Objective:
Pick out every line with the word "quelquefois" and copy it.

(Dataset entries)
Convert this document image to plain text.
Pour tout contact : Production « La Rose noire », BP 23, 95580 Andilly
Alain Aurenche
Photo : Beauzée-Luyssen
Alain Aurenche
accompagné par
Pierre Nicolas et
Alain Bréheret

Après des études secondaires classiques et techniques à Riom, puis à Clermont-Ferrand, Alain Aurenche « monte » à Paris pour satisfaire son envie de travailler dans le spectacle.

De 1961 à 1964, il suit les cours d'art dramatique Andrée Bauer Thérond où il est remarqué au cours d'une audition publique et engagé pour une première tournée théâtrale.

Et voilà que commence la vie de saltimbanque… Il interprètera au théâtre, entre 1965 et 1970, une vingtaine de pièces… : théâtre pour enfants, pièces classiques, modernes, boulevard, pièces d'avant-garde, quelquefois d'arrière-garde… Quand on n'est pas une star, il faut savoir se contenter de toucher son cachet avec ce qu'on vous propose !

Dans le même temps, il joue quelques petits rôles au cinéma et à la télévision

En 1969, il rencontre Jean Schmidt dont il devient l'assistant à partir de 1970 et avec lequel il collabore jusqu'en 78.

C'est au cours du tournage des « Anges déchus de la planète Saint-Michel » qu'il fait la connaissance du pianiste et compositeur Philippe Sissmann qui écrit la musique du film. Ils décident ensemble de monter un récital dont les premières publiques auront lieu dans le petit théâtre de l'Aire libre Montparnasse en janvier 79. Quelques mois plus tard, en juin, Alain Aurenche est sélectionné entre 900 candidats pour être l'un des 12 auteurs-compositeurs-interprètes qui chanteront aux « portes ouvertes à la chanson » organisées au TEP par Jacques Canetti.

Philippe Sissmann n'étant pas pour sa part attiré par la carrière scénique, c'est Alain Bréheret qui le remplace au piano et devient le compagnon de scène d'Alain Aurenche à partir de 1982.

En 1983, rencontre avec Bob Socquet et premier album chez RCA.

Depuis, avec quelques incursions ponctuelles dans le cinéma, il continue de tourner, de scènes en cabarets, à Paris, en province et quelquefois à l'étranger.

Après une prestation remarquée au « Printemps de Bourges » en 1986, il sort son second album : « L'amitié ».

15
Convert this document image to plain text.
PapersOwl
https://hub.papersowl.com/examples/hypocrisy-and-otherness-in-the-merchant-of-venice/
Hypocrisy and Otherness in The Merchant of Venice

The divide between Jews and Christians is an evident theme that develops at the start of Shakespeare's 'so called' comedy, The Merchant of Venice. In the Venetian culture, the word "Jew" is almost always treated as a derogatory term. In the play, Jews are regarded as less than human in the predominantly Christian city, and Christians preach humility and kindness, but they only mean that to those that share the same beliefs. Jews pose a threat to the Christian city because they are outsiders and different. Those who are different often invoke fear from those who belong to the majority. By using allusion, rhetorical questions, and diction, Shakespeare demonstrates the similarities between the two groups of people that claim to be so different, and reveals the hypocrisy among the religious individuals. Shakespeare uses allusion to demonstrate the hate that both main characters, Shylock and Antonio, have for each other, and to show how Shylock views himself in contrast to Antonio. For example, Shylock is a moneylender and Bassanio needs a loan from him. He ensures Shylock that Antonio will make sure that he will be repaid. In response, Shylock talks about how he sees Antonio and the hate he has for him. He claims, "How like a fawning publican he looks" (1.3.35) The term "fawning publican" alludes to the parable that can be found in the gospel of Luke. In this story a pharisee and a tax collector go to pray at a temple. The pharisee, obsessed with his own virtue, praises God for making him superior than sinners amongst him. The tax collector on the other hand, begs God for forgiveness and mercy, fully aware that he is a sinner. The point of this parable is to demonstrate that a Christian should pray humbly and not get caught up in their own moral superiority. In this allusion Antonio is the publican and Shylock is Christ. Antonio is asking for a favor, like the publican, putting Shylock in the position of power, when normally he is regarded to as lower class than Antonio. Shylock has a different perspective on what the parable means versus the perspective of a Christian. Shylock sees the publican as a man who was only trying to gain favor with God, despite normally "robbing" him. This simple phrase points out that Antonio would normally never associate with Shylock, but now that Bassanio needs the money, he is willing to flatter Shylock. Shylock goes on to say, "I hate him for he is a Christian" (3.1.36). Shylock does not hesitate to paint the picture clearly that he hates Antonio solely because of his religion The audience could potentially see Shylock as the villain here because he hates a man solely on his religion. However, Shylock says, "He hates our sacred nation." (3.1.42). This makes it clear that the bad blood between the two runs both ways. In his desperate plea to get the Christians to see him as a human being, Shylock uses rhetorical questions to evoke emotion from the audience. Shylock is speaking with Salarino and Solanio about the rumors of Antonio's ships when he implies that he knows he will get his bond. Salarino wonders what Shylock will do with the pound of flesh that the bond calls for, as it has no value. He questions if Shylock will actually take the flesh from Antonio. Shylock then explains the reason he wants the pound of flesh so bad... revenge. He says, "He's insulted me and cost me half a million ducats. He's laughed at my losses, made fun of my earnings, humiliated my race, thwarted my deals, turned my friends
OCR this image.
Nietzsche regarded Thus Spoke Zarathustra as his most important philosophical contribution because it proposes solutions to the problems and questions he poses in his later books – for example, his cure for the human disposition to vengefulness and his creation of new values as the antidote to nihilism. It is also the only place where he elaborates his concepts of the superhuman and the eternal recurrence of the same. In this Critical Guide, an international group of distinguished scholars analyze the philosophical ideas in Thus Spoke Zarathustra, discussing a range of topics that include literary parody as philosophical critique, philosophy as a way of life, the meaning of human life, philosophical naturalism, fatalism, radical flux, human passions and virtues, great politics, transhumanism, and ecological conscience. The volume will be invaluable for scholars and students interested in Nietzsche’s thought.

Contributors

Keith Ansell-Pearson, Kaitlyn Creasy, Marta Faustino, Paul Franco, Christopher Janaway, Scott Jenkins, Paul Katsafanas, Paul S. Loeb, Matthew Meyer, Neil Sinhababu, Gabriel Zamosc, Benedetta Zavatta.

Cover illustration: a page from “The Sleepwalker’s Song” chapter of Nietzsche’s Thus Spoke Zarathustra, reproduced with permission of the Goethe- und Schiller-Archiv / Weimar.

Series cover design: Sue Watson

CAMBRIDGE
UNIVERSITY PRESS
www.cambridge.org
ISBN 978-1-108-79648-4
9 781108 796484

The completed task:
Et voilà que commence la vie de saltimbanque… Il interprètera au théâtre, entre 1965 et 1970, une vingtaine de pièces… : théâtre pour enfants, pièces classiques, modernes, boulevard, pièces d'avant-garde, quelquefois d'arrière-garde… Quand on n'est pas une star, il faut savoir se contenter de toucher son cachet avec ce qu'on vous propose !
Depuis, avec quelques incursions ponctuelles dans le cinéma, il continue de tourner, de scènes en cabarets, à Paris, en province et quelquefois à l'étranger.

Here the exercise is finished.